**Brief**
Print every entry exactly as written.

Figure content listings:
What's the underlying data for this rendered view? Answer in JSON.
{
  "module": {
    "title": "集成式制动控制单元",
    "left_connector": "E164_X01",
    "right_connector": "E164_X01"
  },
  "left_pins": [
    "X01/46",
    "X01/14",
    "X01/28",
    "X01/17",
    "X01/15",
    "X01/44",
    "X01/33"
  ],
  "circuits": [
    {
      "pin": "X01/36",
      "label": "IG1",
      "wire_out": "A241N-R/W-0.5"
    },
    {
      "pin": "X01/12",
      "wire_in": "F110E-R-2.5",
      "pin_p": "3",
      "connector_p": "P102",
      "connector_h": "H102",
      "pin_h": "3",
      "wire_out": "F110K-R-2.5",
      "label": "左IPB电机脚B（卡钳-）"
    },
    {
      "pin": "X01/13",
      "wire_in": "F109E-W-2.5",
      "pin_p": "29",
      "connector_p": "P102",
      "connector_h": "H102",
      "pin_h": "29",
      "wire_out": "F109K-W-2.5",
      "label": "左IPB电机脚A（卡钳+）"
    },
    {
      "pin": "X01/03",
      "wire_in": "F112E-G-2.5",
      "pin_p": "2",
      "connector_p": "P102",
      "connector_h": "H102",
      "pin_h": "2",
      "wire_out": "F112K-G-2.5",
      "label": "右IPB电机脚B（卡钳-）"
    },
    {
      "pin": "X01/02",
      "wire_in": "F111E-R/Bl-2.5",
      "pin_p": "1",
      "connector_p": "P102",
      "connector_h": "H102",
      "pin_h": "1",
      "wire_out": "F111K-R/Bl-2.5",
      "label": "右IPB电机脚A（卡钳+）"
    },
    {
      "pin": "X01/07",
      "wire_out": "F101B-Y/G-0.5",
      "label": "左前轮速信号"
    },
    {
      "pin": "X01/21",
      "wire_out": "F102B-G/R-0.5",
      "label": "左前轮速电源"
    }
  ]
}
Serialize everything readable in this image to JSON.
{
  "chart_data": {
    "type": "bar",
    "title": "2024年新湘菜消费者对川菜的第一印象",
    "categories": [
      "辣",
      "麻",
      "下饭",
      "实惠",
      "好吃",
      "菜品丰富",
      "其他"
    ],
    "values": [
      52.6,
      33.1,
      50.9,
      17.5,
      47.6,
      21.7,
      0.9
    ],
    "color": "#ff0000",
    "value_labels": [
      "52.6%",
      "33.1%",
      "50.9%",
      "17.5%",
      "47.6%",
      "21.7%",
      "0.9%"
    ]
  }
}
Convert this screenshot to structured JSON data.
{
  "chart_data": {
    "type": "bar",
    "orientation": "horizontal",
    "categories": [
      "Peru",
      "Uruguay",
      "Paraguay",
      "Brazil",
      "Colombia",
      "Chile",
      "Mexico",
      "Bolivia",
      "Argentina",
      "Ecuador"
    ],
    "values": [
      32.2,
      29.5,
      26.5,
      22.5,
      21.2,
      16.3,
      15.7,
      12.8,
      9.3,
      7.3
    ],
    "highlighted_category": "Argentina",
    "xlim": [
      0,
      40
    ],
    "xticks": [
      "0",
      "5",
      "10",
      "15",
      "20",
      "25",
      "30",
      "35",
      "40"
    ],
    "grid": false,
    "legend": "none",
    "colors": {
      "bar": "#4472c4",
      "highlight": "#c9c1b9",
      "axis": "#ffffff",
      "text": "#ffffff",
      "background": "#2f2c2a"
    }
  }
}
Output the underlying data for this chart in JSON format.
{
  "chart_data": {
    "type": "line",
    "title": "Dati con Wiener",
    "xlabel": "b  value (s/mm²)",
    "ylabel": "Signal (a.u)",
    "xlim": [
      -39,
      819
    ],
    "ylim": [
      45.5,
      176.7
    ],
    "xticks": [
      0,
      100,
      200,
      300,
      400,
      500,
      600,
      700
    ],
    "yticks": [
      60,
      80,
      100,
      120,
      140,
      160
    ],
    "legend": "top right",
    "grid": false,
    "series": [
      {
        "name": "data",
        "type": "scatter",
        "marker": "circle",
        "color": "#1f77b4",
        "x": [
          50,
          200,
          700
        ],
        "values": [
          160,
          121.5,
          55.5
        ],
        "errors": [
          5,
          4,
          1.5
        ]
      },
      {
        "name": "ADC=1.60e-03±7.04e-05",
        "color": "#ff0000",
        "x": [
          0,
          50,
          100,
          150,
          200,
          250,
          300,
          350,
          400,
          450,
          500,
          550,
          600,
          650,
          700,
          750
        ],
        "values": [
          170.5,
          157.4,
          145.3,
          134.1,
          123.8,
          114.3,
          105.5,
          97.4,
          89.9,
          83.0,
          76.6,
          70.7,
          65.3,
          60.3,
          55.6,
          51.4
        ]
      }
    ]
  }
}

**Answer to the task**
What's the underlying data for this rendered view? Answer in JSON.
{
  "module": {
    "title": "集成式制动控制单元",
    "left_connector": "E164_X01",
    "right_connector": "E164_X01"
  },
  "left_pins": [
    "X01/46",
    "X01/14",
    "X01/28",
    "X01/17",
    "X01/15",
    "X01/44",
    "X01/33"
  ],
  "circuits": [
    {
      "pin": "X01/36",
      "label": "IG1",
      "wire_out": "A241N-R/W-0.5"
    },
    {
      "pin": "X01/12",
      "wire_in": "F110E-R-2.5",
      "pin_p": "3",
      "connector_p": "P102",
      "connector_h": "H102",
      "pin_h": "3",
      "wire_out": "F110K-R-2.5",
      "label": "左IPB电机脚B（卡钳-）"
    },
    {
      "pin": "X01/13",
      "wire_in": "F109E-W-2.5",
      "pin_p": "29",
      "connector_p": "P102",
      "connector_h": "H102",
      "pin_h": "29",
      "wire_out": "F109K-W-2.5",
      "label": "左IPB电机脚A（卡钳+）"
    },
    {
      "pin": "X01/03",
      "wire_in": "F112E-G-2.5",
      "pin_p": "2",
      "connector_p": "P102",
      "connector_h": "H102",
      "pin_h": "2",
      "wire_out": "F112K-G-2.5",
      "label": "右IPB电机脚B（卡钳-）"
    },
    {
      "pin": "X01/02",
      "wire_in": "F111E-R/Bl-2.5",
      "pin_p": "1",
      "connector_p": "P102",
      "connector_h": "H102",
      "pin_h": "1",
      "wire_out": "F111K-R/Bl-2.5",
      "label": "右IPB电机脚A（卡钳+）"
    },
    {
      "pin": "X01/07",
      "wire_out": "F101B-Y/G-0.5",
      "label": "左前轮速信号"
    },
    {
      "pin": "X01/21",
      "wire_out": "F102B-G/R-0.5",
      "label": "左前轮速电源"
    }
  ]
}
Serialize everything readable in this image to JSON.
{
  "chart_data": {
    "type": "bar",
    "title": "2024年新湘菜消费者对川菜的第一印象",
    "categories": [
      "辣",
      "麻",
      "下饭",
      "实惠",
      "好吃",
      "菜品丰富",
      "其他"
    ],
    "values": [
      52.6,
      33.1,
      50.9,
      17.5,
      47.6,
      21.7,
      0.9
    ],
    "color": "#ff0000",
    "value_labels": [
      "52.6%",
      "33.1%",
      "50.9%",
      "17.5%",
      "47.6%",
      "21.7%",
      "0.9%"
    ]
  }
}
Convert this screenshot to structured JSON data.
{
  "chart_data": {
    "type": "bar",
    "orientation": "horizontal",
    "categories": [
      "Peru",
      "Uruguay",
      "Paraguay",
      "Brazil",
      "Colombia",
      "Chile",
      "Mexico",
      "Bolivia",
      "Argentina",
      "Ecuador"
    ],
    "values": [
      32.2,
      29.5,
      26.5,
      22.5,
      21.2,
      16.3,
      15.7,
      12.8,
      9.3,
      7.3
    ],
    "highlighted_category": "Argentina",
    "xlim": [
      0,
      40
    ],
    "xticks": [
      "0",
      "5",
      "10",
      "15",
      "20",
      "25",
      "30",
      "35",
      "40"
    ],
    "grid": false,
    "legend": "none",
    "colors": {
      "bar": "#4472c4",
      "highlight": "#c9c1b9",
      "axis": "#ffffff",
      "text": "#ffffff",
      "background": "#2f2c2a"
    }
  }
}
Output the underlying data for this chart in JSON format.
{
  "chart_data": {
    "type": "line",
    "title": "Dati con Wiener",
    "xlabel": "b  value (s/mm²)",
    "ylabel": "Signal (a.u)",
    "xlim": [
      -39,
      819
    ],
    "ylim": [
      45.5,
      176.7
    ],
    "xticks": [
      0,
      100,
      200,
      300,
      400,
      500,
      600,
      700
    ],
    "yticks": [
      60,
      80,
      100,
      120,
      140,
      160
    ],
    "legend": "top right",
    "grid": false,
    "series": [
      {
        "name": "data",
        "type": "scatter",
        "marker": "circle",
        "color": "#1f77b4",
        "x": [
          50,
          200,
          700
        ],
        "values": [
          160,
          121.5,
          55.5
        ],
        "errors": [
          5,
          4,
          1.5
        ]
      },
      {
        "name": "ADC=1.60e-03±7.04e-05",
        "color": "#ff0000",
        "x": [
          0,
          50,
          100,
          150,
          200,
          250,
          300,
          350,
          400,
          450,
          500,
          550,
          600,
          650,
          700,
          750
        ],
        "values": [
          170.5,
          157.4,
          145.3,
          134.1,
          123.8,
          114.3,
          105.5,
          97.4,
          89.9,
          83.0,
          76.6,
          70.7,
          65.3,
          60.3,
          55.6,
          51.4
        ]
      }
    ]
  }
}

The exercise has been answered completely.